Dataset items:
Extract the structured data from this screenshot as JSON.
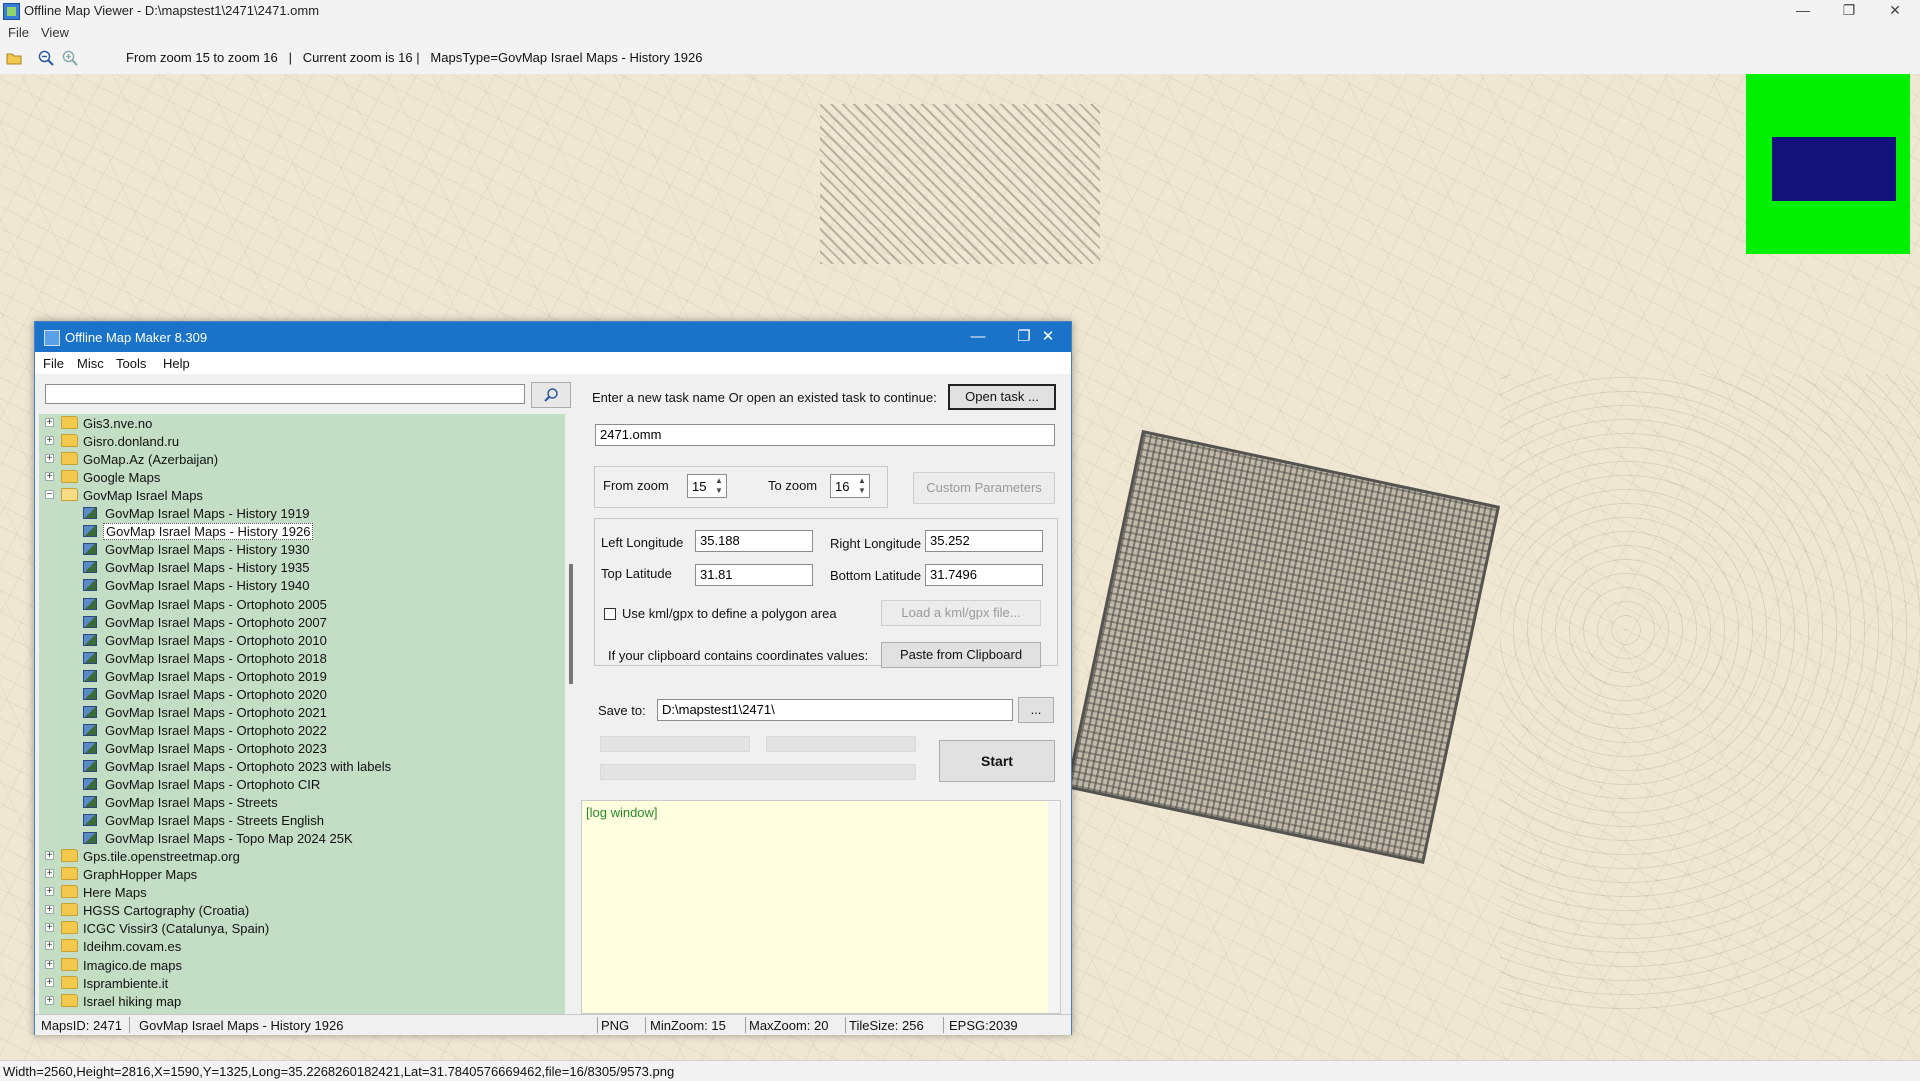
{
  "outer_window": {
    "title": "Offline Map Viewer - D:\\mapstest1\\2471\\2471.omm",
    "controls": [
      "—",
      "❐",
      "✕"
    ]
  },
  "outer_menu": [
    "File",
    "View"
  ],
  "toolbar": {
    "status": "From zoom 15 to zoom 16   |   Current zoom is 16 |   MapsType=GovMap Israel Maps - History 1926"
  },
  "bottom_status": "Width=2560,Height=2816,X=1590,Y=1325,Long=35.2268260182421,Lat=31.7840576669462,file=16/8305/9573.png",
  "dialog": {
    "title": "Offline Map Maker 8.309",
    "menu": [
      "File",
      "Misc",
      "Tools",
      "Help"
    ],
    "search": {
      "value": "",
      "placeholder": ""
    },
    "tree": [
      {
        "label": "Gis3.nve.no",
        "type": "folder",
        "expander": "+"
      },
      {
        "label": "Gisro.donland.ru",
        "type": "folder",
        "expander": "+"
      },
      {
        "label": "GoMap.Az (Azerbaijan)",
        "type": "folder",
        "expander": "+"
      },
      {
        "label": "Google Maps",
        "type": "folder",
        "expander": "+"
      },
      {
        "label": "GovMap Israel Maps",
        "type": "folder-open",
        "expander": "−"
      },
      {
        "label": "GovMap Israel Maps - History 1919",
        "type": "map"
      },
      {
        "label": "GovMap Israel Maps - History 1926",
        "type": "map",
        "selected": true
      },
      {
        "label": "GovMap Israel Maps - History 1930",
        "type": "map"
      },
      {
        "label": "GovMap Israel Maps - History 1935",
        "type": "map"
      },
      {
        "label": "GovMap Israel Maps - History 1940",
        "type": "map"
      },
      {
        "label": "GovMap Israel Maps - Ortophoto 2005",
        "type": "map"
      },
      {
        "label": "GovMap Israel Maps - Ortophoto 2007",
        "type": "map"
      },
      {
        "label": "GovMap Israel Maps - Ortophoto 2010",
        "type": "map"
      },
      {
        "label": "GovMap Israel Maps - Ortophoto 2018",
        "type": "map"
      },
      {
        "label": "GovMap Israel Maps - Ortophoto 2019",
        "type": "map"
      },
      {
        "label": "GovMap Israel Maps - Ortophoto 2020",
        "type": "map"
      },
      {
        "label": "GovMap Israel Maps - Ortophoto 2021",
        "type": "map"
      },
      {
        "label": "GovMap Israel Maps - Ortophoto 2022",
        "type": "map"
      },
      {
        "label": "GovMap Israel Maps - Ortophoto 2023",
        "type": "map"
      },
      {
        "label": "GovMap Israel Maps - Ortophoto 2023 with labels",
        "type": "map"
      },
      {
        "label": "GovMap Israel Maps - Ortophoto CIR",
        "type": "map"
      },
      {
        "label": "GovMap Israel Maps - Streets",
        "type": "map"
      },
      {
        "label": "GovMap Israel Maps - Streets English",
        "type": "map"
      },
      {
        "label": "GovMap Israel Maps - Topo Map 2024 25K",
        "type": "map"
      },
      {
        "label": "Gps.tile.openstreetmap.org",
        "type": "folder",
        "expander": "+"
      },
      {
        "label": "GraphHopper Maps",
        "type": "folder",
        "expander": "+"
      },
      {
        "label": "Here Maps",
        "type": "folder",
        "expander": "+"
      },
      {
        "label": "HGSS Cartography (Croatia)",
        "type": "folder",
        "expander": "+"
      },
      {
        "label": "ICGC Vissir3 (Catalunya, Spain)",
        "type": "folder",
        "expander": "+"
      },
      {
        "label": "Ideihm.covam.es",
        "type": "folder",
        "expander": "+"
      },
      {
        "label": "Imagico.de maps",
        "type": "folder",
        "expander": "+"
      },
      {
        "label": "Isprambiente.it",
        "type": "folder",
        "expander": "+"
      },
      {
        "label": "Israel hiking map",
        "type": "folder",
        "expander": "+"
      }
    ],
    "task": {
      "prompt": "Enter a new task name Or open an existed task to continue:",
      "open_button": "Open task ...",
      "name": "2471.omm"
    },
    "zoom": {
      "from_label": "From zoom",
      "from_value": "15",
      "to_label": "To zoom",
      "to_value": "16",
      "custom_button": "Custom Parameters"
    },
    "coords": {
      "left_lon_label": "Left Longitude",
      "left_lon": "35.188",
      "right_lon_label": "Right Longitude",
      "right_lon": "35.252",
      "top_lat_label": "Top Latitude",
      "top_lat": "31.81",
      "bottom_lat_label": "Bottom Latitude",
      "bottom_lat": "31.7496",
      "kml_label": "Use kml/gpx to define a polygon area",
      "kml_button": "Load a kml/gpx file...",
      "clipboard_label": "If your clipboard contains coordinates values:",
      "clipboard_button": "Paste from Clipboard"
    },
    "save": {
      "label": "Save to:",
      "path": "D:\\mapstest1\\2471\\",
      "browse": "..."
    },
    "start_button": "Start",
    "log_text": "[log window]",
    "status": {
      "maps_id": "MapsID: 2471",
      "map_name": "GovMap Israel Maps - History 1926",
      "format": "PNG",
      "min_zoom": "MinZoom: 15",
      "max_zoom": "MaxZoom: 20",
      "tile_size": "TileSize: 256",
      "epsg": "EPSG:2039"
    }
  },
  "colors": {
    "tree_bg": "#c3dec4",
    "dialog_title": "#1a73c9",
    "minimap_bg": "#00f000",
    "minimap_view": "#12127a",
    "log_bg": "#ffffe0"
  }
}
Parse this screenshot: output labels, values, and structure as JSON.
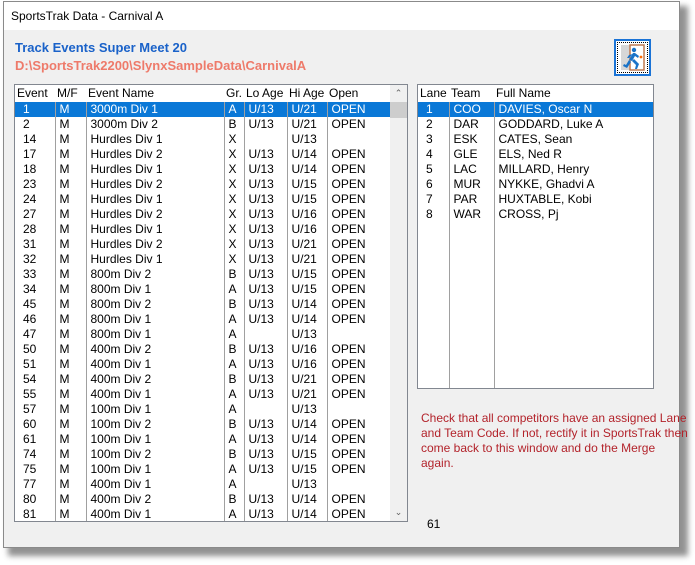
{
  "window": {
    "title": "SportsTrak Data - Carnival A"
  },
  "header": {
    "title": "Track Events  Super Meet 20",
    "path": "D:\\SportsTrak2200\\SlynxSampleData\\CarnivalA",
    "exit_button": "exit-icon"
  },
  "events": {
    "columns": [
      "Event",
      "M/F",
      "Event Name",
      "Gr.",
      "Lo Age",
      "Hi Age",
      "Open"
    ],
    "selected_index": 0,
    "rows": [
      [
        "1",
        "M",
        "3000m Div 1",
        "A",
        "U/13",
        "U/21",
        "OPEN"
      ],
      [
        "2",
        "M",
        "3000m Div 2",
        "B",
        "U/13",
        "U/21",
        "OPEN"
      ],
      [
        "14",
        "M",
        "Hurdles Div 1",
        "X",
        "",
        "U/13",
        ""
      ],
      [
        "17",
        "M",
        "Hurdles Div 2",
        "X",
        "U/13",
        "U/14",
        "OPEN"
      ],
      [
        "18",
        "M",
        "Hurdles Div 1",
        "X",
        "U/13",
        "U/14",
        "OPEN"
      ],
      [
        "23",
        "M",
        "Hurdles Div 2",
        "X",
        "U/13",
        "U/15",
        "OPEN"
      ],
      [
        "24",
        "M",
        "Hurdles Div 1",
        "X",
        "U/13",
        "U/15",
        "OPEN"
      ],
      [
        "27",
        "M",
        "Hurdles Div 2",
        "X",
        "U/13",
        "U/16",
        "OPEN"
      ],
      [
        "28",
        "M",
        "Hurdles Div 1",
        "X",
        "U/13",
        "U/16",
        "OPEN"
      ],
      [
        "31",
        "M",
        "Hurdles Div 2",
        "X",
        "U/13",
        "U/21",
        "OPEN"
      ],
      [
        "32",
        "M",
        "Hurdles Div 1",
        "X",
        "U/13",
        "U/21",
        "OPEN"
      ],
      [
        "33",
        "M",
        "800m Div 2",
        "B",
        "U/13",
        "U/15",
        "OPEN"
      ],
      [
        "34",
        "M",
        "800m Div 1",
        "A",
        "U/13",
        "U/15",
        "OPEN"
      ],
      [
        "45",
        "M",
        "800m Div 2",
        "B",
        "U/13",
        "U/14",
        "OPEN"
      ],
      [
        "46",
        "M",
        "800m Div 1",
        "A",
        "U/13",
        "U/14",
        "OPEN"
      ],
      [
        "47",
        "M",
        "800m Div 1",
        "A",
        "",
        "U/13",
        ""
      ],
      [
        "50",
        "M",
        "400m Div 2",
        "B",
        "U/13",
        "U/16",
        "OPEN"
      ],
      [
        "51",
        "M",
        "400m Div 1",
        "A",
        "U/13",
        "U/16",
        "OPEN"
      ],
      [
        "54",
        "M",
        "400m Div 2",
        "B",
        "U/13",
        "U/21",
        "OPEN"
      ],
      [
        "55",
        "M",
        "400m Div 1",
        "A",
        "U/13",
        "U/21",
        "OPEN"
      ],
      [
        "57",
        "M",
        "100m Div 1",
        "A",
        "",
        "U/13",
        ""
      ],
      [
        "60",
        "M",
        "100m Div 2",
        "B",
        "U/13",
        "U/14",
        "OPEN"
      ],
      [
        "61",
        "M",
        "100m Div 1",
        "A",
        "U/13",
        "U/14",
        "OPEN"
      ],
      [
        "74",
        "M",
        "100m Div 2",
        "B",
        "U/13",
        "U/15",
        "OPEN"
      ],
      [
        "75",
        "M",
        "100m Div 1",
        "A",
        "U/13",
        "U/15",
        "OPEN"
      ],
      [
        "77",
        "M",
        "400m Div 1",
        "A",
        "",
        "U/13",
        ""
      ],
      [
        "80",
        "M",
        "400m Div 2",
        "B",
        "U/13",
        "U/14",
        "OPEN"
      ],
      [
        "81",
        "M",
        "400m Div 1",
        "A",
        "U/13",
        "U/14",
        "OPEN"
      ]
    ]
  },
  "competitors": {
    "columns": [
      "Lane",
      "Team",
      "Full Name"
    ],
    "selected_index": 0,
    "rows": [
      [
        "1",
        "COO",
        "DAVIES, Oscar N"
      ],
      [
        "2",
        "DAR",
        "GODDARD, Luke A"
      ],
      [
        "3",
        "ESK",
        "CATES, Sean"
      ],
      [
        "4",
        "GLE",
        "ELS, Ned R"
      ],
      [
        "5",
        "LAC",
        "MILLARD, Henry"
      ],
      [
        "6",
        "MUR",
        "NYKKE, Ghadvi A"
      ],
      [
        "7",
        "PAR",
        "HUXTABLE, Kobi"
      ],
      [
        "8",
        "WAR",
        "CROSS, Pj"
      ]
    ]
  },
  "note": "Check that all competitors have an assigned Lane and Team Code.  If not, rectify it in SportsTrak then come back to this window and do the Merge again.",
  "count": "61",
  "colors": {
    "title_blue": "#1a62c9",
    "path_salmon": "#ee7a6a",
    "selection": "#0a78d7",
    "note_red": "#b3232b"
  }
}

Your task: Identify and list each line with the word "Streets".

Expected answer:
        "label": "GovMap Israel Maps - Streets",
        "label": "GovMap Israel Maps - Streets English",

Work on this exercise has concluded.